Problem requirements: Reproduce the lines below without any change, from the very first line through the line that contains "155, 2558, 237]", inclusive.

Provided data:
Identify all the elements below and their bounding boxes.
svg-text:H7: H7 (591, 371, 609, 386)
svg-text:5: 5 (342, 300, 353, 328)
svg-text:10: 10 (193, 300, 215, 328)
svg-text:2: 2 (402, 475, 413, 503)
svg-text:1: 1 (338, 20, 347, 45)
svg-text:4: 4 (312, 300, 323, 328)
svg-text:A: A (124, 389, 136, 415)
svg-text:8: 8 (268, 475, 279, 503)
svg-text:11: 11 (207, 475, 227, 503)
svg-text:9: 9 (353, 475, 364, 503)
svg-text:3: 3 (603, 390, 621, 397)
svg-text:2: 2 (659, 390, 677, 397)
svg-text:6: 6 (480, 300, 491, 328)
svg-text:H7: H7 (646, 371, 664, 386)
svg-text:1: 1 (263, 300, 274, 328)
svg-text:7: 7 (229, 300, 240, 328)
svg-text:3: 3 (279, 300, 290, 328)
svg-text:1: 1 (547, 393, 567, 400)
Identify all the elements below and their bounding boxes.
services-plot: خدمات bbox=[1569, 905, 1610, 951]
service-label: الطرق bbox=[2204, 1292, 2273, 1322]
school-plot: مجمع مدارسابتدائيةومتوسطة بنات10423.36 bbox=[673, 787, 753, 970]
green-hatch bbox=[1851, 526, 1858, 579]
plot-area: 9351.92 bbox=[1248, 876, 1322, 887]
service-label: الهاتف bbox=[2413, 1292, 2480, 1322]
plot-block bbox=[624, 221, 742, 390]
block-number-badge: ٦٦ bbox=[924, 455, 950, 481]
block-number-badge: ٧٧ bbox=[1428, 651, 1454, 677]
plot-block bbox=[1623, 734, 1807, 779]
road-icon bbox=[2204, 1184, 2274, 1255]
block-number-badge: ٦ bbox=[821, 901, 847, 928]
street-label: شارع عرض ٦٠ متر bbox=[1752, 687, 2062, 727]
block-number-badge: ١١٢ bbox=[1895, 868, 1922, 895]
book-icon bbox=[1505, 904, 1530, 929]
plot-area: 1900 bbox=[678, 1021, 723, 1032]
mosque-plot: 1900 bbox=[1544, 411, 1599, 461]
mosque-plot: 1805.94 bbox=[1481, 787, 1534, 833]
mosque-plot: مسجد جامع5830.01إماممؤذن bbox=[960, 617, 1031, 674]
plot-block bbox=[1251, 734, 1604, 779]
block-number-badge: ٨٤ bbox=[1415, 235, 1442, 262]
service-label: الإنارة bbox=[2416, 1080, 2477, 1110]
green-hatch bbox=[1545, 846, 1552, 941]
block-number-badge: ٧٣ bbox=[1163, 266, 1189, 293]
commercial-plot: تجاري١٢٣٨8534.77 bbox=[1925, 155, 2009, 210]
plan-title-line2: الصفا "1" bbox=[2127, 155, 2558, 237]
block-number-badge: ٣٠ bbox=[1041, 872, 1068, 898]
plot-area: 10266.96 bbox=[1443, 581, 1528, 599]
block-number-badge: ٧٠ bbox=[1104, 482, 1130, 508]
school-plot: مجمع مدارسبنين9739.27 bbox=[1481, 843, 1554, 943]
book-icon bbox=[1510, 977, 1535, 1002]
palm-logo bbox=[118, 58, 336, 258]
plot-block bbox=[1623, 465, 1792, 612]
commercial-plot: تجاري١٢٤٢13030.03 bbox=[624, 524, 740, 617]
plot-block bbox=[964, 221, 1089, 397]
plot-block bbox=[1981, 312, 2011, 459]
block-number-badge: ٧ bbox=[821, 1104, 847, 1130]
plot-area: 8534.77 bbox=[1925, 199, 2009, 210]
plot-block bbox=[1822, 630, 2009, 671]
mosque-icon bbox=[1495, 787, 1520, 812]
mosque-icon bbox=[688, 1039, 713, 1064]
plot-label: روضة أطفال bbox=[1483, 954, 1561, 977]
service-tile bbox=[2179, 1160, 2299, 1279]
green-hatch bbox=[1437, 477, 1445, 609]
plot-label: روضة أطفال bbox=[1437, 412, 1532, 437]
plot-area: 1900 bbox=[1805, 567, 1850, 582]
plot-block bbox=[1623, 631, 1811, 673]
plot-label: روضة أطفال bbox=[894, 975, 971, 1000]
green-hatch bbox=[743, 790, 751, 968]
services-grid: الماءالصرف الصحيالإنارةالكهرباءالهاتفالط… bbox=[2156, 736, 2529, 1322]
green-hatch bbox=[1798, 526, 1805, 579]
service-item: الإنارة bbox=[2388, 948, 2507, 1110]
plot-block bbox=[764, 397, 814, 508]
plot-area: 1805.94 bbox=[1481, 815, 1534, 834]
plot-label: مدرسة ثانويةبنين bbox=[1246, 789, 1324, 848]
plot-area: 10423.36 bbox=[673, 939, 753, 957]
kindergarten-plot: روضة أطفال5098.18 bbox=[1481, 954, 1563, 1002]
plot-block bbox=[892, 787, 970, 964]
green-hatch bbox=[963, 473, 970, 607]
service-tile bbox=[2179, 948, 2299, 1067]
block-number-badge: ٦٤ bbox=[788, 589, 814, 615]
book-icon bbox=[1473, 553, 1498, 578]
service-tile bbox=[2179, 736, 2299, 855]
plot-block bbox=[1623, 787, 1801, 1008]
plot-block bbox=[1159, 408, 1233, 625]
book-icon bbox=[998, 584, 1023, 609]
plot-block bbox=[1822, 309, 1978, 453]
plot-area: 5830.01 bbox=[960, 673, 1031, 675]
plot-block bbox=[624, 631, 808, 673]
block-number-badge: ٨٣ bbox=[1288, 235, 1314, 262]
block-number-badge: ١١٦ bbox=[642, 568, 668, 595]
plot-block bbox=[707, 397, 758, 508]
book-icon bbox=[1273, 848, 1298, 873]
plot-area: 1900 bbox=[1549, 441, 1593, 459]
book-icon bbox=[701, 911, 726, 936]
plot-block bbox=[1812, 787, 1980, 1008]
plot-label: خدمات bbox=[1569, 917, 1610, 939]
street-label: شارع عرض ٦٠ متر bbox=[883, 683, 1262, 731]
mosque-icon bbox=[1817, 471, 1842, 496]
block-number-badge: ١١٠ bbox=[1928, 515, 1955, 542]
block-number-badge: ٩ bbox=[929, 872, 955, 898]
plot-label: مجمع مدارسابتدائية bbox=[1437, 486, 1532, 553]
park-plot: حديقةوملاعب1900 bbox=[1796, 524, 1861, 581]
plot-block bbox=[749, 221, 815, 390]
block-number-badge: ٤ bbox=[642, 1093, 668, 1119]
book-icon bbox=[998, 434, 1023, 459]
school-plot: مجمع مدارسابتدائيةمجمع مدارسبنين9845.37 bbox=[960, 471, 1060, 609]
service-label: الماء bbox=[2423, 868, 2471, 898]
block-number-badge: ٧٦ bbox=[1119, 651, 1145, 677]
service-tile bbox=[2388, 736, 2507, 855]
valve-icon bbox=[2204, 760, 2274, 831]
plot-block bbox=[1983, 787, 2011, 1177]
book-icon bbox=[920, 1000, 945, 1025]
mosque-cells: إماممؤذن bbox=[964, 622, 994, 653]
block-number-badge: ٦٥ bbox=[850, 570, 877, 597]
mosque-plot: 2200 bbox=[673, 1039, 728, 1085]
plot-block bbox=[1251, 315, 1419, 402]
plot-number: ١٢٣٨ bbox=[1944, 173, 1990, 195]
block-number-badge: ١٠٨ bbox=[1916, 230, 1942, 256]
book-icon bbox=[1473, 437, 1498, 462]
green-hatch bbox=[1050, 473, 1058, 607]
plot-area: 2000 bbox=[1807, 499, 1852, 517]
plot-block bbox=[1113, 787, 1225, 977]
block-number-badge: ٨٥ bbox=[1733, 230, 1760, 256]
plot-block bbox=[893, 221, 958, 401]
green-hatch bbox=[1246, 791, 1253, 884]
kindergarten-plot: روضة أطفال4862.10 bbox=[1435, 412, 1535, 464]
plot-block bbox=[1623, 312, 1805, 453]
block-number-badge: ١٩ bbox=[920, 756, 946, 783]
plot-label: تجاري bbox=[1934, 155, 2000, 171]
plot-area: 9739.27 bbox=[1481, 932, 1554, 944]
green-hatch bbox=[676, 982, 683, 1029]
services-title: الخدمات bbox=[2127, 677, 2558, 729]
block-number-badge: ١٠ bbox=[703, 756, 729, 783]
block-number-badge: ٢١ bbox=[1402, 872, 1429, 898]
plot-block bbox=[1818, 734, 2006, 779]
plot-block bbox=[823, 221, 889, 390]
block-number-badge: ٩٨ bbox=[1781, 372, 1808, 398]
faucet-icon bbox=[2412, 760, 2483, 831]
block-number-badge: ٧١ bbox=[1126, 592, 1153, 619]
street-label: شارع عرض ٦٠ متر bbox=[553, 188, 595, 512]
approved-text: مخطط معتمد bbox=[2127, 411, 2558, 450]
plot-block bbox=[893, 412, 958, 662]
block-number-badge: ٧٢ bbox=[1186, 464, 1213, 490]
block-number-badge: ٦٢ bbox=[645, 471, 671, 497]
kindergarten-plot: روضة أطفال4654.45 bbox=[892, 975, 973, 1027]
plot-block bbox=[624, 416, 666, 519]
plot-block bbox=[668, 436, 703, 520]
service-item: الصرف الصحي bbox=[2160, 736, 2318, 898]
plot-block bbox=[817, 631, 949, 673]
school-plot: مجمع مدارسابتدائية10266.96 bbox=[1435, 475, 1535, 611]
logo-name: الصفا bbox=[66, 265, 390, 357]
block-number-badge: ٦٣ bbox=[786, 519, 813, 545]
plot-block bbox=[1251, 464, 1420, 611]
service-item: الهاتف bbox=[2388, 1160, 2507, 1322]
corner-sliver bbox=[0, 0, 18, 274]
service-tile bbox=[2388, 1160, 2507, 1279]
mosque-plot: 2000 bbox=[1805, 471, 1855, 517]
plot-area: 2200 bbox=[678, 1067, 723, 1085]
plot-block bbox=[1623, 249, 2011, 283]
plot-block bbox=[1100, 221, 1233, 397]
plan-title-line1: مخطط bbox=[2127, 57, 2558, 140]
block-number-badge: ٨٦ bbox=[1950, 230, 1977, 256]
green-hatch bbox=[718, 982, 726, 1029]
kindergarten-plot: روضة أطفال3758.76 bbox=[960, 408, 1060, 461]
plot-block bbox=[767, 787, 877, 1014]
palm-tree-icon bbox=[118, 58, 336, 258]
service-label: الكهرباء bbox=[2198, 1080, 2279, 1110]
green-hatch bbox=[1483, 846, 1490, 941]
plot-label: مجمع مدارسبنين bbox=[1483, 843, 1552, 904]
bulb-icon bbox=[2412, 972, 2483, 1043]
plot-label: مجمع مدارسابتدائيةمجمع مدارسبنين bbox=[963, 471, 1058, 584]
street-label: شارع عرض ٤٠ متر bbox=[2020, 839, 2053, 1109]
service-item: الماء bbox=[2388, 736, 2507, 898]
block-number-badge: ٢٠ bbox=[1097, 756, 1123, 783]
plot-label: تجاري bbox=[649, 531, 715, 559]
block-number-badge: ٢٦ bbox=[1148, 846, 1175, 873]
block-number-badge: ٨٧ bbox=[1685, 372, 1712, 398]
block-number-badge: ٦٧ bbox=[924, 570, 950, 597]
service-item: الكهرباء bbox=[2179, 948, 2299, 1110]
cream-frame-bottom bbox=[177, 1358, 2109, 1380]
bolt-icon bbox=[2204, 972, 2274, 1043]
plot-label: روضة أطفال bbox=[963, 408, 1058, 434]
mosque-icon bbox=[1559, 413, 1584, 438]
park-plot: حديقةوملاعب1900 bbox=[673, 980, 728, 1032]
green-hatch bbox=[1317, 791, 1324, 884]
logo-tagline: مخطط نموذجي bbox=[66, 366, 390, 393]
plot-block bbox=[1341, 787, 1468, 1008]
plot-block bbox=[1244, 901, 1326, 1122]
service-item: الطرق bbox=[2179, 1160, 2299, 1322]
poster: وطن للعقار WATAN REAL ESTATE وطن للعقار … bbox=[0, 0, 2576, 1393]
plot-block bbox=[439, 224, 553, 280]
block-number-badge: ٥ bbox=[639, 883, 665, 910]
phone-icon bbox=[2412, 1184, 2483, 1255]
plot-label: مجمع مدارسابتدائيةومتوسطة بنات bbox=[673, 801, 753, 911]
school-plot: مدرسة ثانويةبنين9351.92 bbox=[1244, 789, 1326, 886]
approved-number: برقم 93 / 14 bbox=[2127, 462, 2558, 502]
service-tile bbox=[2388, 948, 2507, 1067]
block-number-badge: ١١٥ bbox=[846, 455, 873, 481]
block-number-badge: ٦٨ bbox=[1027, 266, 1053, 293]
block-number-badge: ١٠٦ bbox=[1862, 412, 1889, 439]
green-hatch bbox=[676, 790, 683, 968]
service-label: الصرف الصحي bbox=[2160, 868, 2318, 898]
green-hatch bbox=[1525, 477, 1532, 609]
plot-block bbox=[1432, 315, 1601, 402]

Completed exercise:
Identify all the elements below and their bounding boxes.
svg-text:H7: H7 (591, 371, 609, 386)
svg-text:5: 5 (342, 300, 353, 328)
svg-text:10: 10 (193, 300, 215, 328)
svg-text:2: 2 (402, 475, 413, 503)
svg-text:1: 1 (338, 20, 347, 45)
svg-text:4: 4 (312, 300, 323, 328)
svg-text:A: A (124, 389, 136, 415)
svg-text:8: 8 (268, 475, 279, 503)
svg-text:11: 11 (207, 475, 227, 503)
svg-text:9: 9 (353, 475, 364, 503)
svg-text:3: 3 (603, 390, 621, 397)
svg-text:2: 2 (659, 390, 677, 397)
svg-text:6: 6 (480, 300, 491, 328)
svg-text:H7: H7 (646, 371, 664, 386)
svg-text:1: 1 (263, 300, 274, 328)
svg-text:7: 7 (229, 300, 240, 328)
svg-text:3: 3 (279, 300, 290, 328)
svg-text:1: 1 (547, 393, 567, 400)
Identify all the elements below and their bounding boxes.
services-plot: خدمات bbox=[1569, 905, 1610, 951]
service-label: الطرق bbox=[2204, 1292, 2273, 1322]
school-plot: مجمع مدارسابتدائيةومتوسطة بنات10423.36 bbox=[673, 787, 753, 970]
green-hatch bbox=[1851, 526, 1858, 579]
plot-area: 9351.92 bbox=[1248, 876, 1322, 887]
service-label: الهاتف bbox=[2413, 1292, 2480, 1322]
plot-block bbox=[624, 221, 742, 390]
block-number-badge: ٦٦ bbox=[924, 455, 950, 481]
block-number-badge: ٧٧ bbox=[1428, 651, 1454, 677]
plot-block bbox=[1623, 734, 1807, 779]
road-icon bbox=[2204, 1184, 2274, 1255]
block-number-badge: ٦ bbox=[821, 901, 847, 928]
street-label: شارع عرض ٦٠ متر bbox=[1752, 687, 2062, 727]
block-number-badge: ١١٢ bbox=[1895, 868, 1922, 895]
book-icon bbox=[1505, 904, 1530, 929]
plot-area: 1900 bbox=[678, 1021, 723, 1032]
mosque-plot: 1900 bbox=[1544, 411, 1599, 461]
mosque-plot: 1805.94 bbox=[1481, 787, 1534, 833]
mosque-plot: مسجد جامع5830.01إماممؤذن bbox=[960, 617, 1031, 674]
plot-block bbox=[1251, 734, 1604, 779]
block-number-badge: ٨٤ bbox=[1415, 235, 1442, 262]
service-label: الإنارة bbox=[2416, 1080, 2477, 1110]
green-hatch bbox=[1545, 846, 1552, 941]
block-number-badge: ٧٣ bbox=[1163, 266, 1189, 293]
commercial-plot: تجاري١٢٣٨8534.77 bbox=[1925, 155, 2009, 210]
plan-title-line2: الصفا "1" bbox=[2127, 155, 2558, 237]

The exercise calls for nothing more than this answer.